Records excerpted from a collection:
* Start *

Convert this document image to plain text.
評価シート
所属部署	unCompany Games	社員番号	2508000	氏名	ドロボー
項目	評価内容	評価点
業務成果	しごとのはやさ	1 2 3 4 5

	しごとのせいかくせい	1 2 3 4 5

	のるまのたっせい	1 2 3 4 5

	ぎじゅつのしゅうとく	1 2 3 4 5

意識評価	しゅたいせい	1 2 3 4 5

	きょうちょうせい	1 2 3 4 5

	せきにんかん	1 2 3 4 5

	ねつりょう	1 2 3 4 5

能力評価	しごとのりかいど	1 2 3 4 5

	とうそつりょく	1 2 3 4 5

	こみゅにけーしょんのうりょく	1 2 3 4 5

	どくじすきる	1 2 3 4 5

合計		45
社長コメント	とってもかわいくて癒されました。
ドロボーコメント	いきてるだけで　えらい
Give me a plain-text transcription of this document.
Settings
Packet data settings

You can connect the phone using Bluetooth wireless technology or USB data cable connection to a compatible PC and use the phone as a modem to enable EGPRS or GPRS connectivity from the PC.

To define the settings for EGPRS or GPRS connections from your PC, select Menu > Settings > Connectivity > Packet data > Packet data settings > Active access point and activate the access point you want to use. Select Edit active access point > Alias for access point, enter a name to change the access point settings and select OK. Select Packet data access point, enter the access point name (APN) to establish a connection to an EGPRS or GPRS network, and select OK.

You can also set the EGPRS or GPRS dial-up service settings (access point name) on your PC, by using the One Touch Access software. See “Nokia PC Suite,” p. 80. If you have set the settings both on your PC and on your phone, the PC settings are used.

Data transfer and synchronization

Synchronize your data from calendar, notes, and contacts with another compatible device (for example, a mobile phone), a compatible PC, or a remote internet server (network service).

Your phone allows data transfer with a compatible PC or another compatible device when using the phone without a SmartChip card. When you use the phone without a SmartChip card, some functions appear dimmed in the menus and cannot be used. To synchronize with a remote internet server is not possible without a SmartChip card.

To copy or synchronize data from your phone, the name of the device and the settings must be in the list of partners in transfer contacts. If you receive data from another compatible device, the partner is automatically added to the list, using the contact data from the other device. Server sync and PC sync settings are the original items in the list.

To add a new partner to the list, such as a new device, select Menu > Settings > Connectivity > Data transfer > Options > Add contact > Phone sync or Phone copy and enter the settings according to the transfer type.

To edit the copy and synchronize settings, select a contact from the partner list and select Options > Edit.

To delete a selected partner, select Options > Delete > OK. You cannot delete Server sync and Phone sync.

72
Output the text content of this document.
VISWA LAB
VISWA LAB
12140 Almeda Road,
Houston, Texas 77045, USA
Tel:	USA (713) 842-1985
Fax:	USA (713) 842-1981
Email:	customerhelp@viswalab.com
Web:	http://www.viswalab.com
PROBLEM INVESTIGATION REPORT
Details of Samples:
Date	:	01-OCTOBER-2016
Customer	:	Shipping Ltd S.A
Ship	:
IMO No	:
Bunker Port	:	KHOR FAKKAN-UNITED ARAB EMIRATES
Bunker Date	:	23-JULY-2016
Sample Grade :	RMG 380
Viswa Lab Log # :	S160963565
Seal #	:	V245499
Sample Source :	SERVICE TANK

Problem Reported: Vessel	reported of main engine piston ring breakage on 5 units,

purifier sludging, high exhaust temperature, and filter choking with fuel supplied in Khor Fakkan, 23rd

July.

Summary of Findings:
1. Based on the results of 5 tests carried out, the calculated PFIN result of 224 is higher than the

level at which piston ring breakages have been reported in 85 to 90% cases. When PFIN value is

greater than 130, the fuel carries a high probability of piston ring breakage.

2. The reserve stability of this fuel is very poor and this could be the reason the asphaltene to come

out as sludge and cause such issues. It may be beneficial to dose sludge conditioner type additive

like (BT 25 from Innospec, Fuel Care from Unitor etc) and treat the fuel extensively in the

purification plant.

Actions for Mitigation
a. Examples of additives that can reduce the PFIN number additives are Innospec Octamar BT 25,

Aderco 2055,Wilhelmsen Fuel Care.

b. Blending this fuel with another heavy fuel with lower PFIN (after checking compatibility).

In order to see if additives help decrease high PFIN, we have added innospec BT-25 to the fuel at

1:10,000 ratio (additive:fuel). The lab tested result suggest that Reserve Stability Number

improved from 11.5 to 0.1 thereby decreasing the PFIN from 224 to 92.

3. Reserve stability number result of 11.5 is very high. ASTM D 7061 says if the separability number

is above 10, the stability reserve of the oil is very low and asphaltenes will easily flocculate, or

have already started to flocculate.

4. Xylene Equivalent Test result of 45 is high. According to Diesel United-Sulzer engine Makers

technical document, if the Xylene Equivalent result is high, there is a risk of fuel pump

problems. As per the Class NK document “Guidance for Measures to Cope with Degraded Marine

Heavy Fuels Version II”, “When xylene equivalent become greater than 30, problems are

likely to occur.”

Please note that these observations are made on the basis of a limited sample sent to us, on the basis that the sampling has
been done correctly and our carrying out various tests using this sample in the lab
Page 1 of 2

* End *

WHAT THE TASK ASKS:
Copy whichever lines in the listing above contain the word "result".

EXERCISE SOLUTION:
1. Based on the results of 5 tests carried out, the calculated PFIN result of 224 is higher than the
1:10,000 ratio (additive:fuel). The lab tested result suggest that Reserve Stability Number
3. Reserve stability number result of 11.5 is very high. ASTM D 7061 says if the separability number
4. Xylene Equivalent Test result of 45 is high. According to Diesel United-Sulzer engine Makers
technical document, if the Xylene Equivalent result is high, there is a risk of fuel pump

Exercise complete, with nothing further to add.